## INSTRUCTION 1
In the excerpted passage about scavenger hunt party ideas, what was the age range of the children at the friend's scooby party?

## EXCERPTED PASSAGE
= = =

All you have to do is let me outside. and have them go Hunt for stuff and tell them what they are looking for or take pictures of thing you want them to find and put it on paper.. have them hunt of it and make a story to go along with it!!



answers from Rapid City on

I love the scavenger hunt idea. It could be the case of the missing crate or treasure chest (which holds the treat bag). Make up a story of how the sharkman or ghost or goblin took the treasure chest and it is up to the mystery team to find it. You could even get someone to dress the part of the villian and have him show up here and there to scare them a little (not scare as in horror but as they do in scooby doo shows) They have to find the villian and find where he hid the treasure. You could even "catch" the villian and show that he isn't a real ghost.. like they do on scooby doo. You really wouldn't need anymore entertainment, this will keep them busy.



answers from Cedar Rapids on

A friend of mine just had a scooby party for her son and they did a scavenger hunt. The kids had to figure out the riddle/clues to tell them where to go next. She used both words and pictures so that all the kids would be able to participate; ages ranged from 3 1/2 to 6. Their treat bags were at the end of the hunt. Before they began she gave them each a little flip top notebook (for writing clues) and a mini magnify glass. The kids had a blast and as an added bonus they learned how productive teamwork could be :)

= = =

## PROVIDED INFORMATION
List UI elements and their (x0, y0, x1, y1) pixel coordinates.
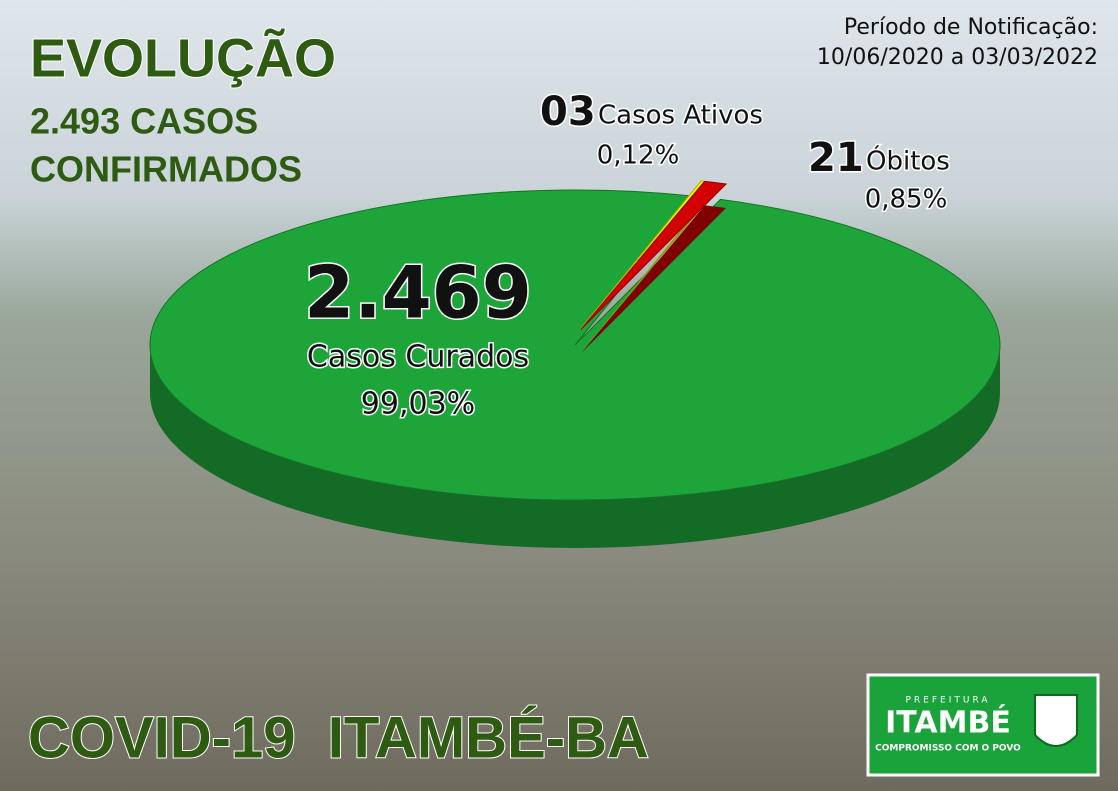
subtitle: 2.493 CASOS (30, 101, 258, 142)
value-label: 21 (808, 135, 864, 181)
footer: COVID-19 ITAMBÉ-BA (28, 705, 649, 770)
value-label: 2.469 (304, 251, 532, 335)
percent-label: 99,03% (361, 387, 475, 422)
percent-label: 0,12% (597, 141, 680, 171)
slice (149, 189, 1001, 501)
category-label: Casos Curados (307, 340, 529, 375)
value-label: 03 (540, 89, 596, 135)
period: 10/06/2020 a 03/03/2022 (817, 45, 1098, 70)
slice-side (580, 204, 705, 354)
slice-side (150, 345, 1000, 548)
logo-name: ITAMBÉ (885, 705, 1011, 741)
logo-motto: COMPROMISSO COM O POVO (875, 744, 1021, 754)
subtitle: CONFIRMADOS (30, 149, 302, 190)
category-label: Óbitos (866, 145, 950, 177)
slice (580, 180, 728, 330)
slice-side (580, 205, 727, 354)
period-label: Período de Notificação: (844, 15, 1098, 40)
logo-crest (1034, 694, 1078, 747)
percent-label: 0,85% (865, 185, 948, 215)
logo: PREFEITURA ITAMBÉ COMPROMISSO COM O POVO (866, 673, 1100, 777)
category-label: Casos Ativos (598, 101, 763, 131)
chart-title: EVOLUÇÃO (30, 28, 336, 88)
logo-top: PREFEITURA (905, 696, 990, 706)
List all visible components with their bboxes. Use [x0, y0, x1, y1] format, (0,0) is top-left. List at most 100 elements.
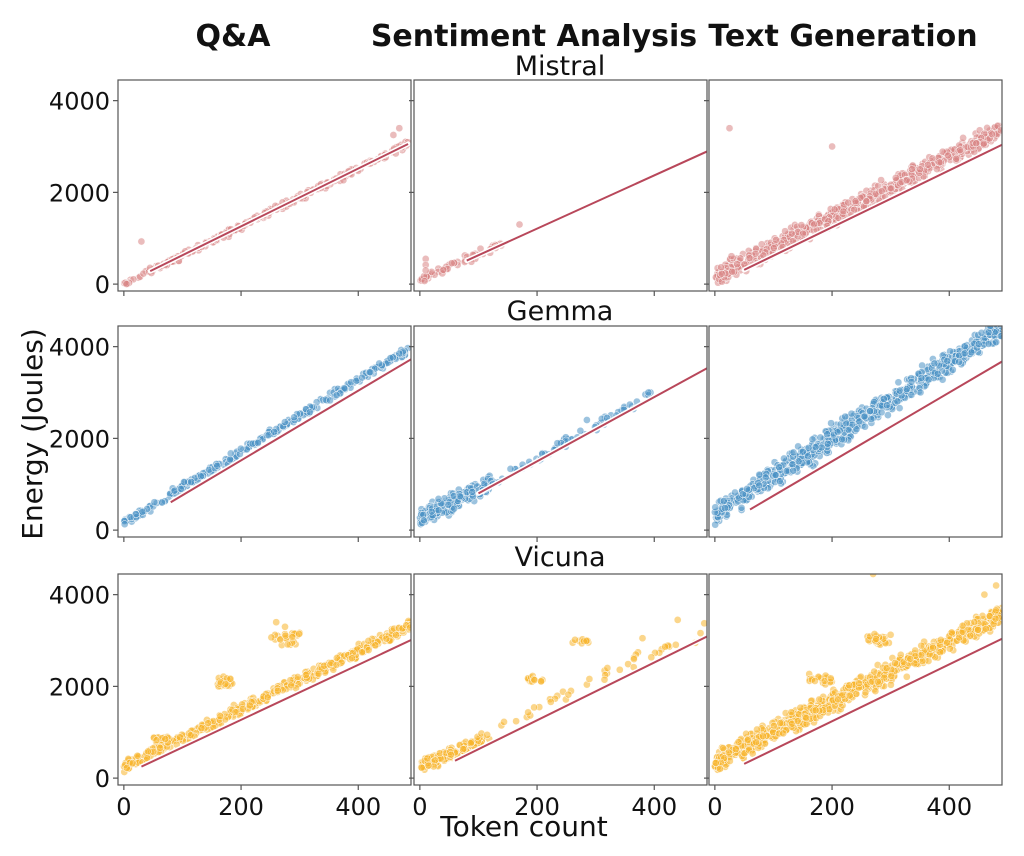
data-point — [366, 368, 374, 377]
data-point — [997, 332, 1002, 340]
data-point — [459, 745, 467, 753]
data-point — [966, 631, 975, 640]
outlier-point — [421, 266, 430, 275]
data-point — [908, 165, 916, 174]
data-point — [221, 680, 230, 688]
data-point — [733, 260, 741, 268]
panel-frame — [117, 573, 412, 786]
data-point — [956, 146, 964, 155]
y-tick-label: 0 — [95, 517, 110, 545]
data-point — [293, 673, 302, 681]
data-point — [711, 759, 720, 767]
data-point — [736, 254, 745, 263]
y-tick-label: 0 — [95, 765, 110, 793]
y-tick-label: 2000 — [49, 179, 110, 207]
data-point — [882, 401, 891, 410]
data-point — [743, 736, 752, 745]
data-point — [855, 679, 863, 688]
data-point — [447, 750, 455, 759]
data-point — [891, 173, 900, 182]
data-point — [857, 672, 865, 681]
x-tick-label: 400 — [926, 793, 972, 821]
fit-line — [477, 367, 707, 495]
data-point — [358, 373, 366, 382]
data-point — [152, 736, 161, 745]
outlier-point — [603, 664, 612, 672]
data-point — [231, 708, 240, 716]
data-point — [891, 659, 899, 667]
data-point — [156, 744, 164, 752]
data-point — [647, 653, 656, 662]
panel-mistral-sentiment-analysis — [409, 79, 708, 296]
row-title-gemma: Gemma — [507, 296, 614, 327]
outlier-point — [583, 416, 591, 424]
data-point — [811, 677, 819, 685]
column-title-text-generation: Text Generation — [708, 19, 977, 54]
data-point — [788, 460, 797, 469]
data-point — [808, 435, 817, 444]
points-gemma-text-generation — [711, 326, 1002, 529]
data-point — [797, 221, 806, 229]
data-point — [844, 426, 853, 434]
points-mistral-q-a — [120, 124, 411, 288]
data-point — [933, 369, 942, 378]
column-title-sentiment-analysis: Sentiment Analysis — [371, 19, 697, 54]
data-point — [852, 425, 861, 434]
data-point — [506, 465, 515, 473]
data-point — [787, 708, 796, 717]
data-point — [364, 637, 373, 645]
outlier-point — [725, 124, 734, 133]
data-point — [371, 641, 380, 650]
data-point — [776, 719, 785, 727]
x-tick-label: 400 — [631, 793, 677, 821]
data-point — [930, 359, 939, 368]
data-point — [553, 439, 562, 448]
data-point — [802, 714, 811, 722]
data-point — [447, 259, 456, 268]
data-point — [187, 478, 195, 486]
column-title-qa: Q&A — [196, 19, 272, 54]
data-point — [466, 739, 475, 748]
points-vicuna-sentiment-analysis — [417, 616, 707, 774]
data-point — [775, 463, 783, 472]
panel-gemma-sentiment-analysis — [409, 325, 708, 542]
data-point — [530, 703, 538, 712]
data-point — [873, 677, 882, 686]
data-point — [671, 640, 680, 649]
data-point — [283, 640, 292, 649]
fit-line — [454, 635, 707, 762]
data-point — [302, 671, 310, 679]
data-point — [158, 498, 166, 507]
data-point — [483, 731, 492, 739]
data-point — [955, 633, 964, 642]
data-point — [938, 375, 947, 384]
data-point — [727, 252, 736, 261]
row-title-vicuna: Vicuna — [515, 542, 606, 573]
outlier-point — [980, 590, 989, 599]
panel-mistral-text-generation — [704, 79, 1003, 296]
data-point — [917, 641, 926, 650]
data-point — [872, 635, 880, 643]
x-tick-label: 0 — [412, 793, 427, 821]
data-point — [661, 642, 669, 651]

= = =

## INSTRUCTION 2
Repeat the lines of the records from the line with "subtitle: 2.493 CASOS (30, 101, 258, 142)" up to and including the line with "List all visible".

## TASK SOLUTION 1
The children ranged from 3 1/2 to 6 years old.

## TASK SOLUTION 2
subtitle: 2.493 CASOS (30, 101, 258, 142)
value-label: 21 (808, 135, 864, 181)
footer: COVID-19 ITAMBÉ-BA (28, 705, 649, 770)
value-label: 2.469 (304, 251, 532, 335)
percent-label: 99,03% (361, 387, 475, 422)
percent-label: 0,12% (597, 141, 680, 171)
slice (149, 189, 1001, 501)
category-label: Casos Curados (307, 340, 529, 375)
value-label: 03 (540, 89, 596, 135)
period: 10/06/2020 a 03/03/2022 (817, 45, 1098, 70)
slice-side (580, 204, 705, 354)
slice-side (150, 345, 1000, 548)
logo-name: ITAMBÉ (885, 705, 1011, 741)
logo-motto: COMPROMISSO COM O POVO (875, 744, 1021, 754)
subtitle: CONFIRMADOS (30, 149, 302, 190)
category-label: Óbitos (866, 145, 950, 177)
slice (580, 180, 728, 330)
slice-side (580, 205, 727, 354)
period-label: Período de Notificação: (844, 15, 1098, 40)
logo-crest (1034, 694, 1078, 747)
percent-label: 0,85% (865, 185, 948, 215)
logo: PREFEITURA ITAMBÉ COMPROMISSO COM O POVO (866, 673, 1100, 777)
category-label: Casos Ativos (598, 101, 763, 131)
chart-title: EVOLUÇÃO (30, 28, 336, 88)
logo-top: PREFEITURA (905, 696, 990, 706)
List all visible components with their bboxes. Use [x0, y0, x1, y1] format, (0,0) is top-left. List at most 100 elements.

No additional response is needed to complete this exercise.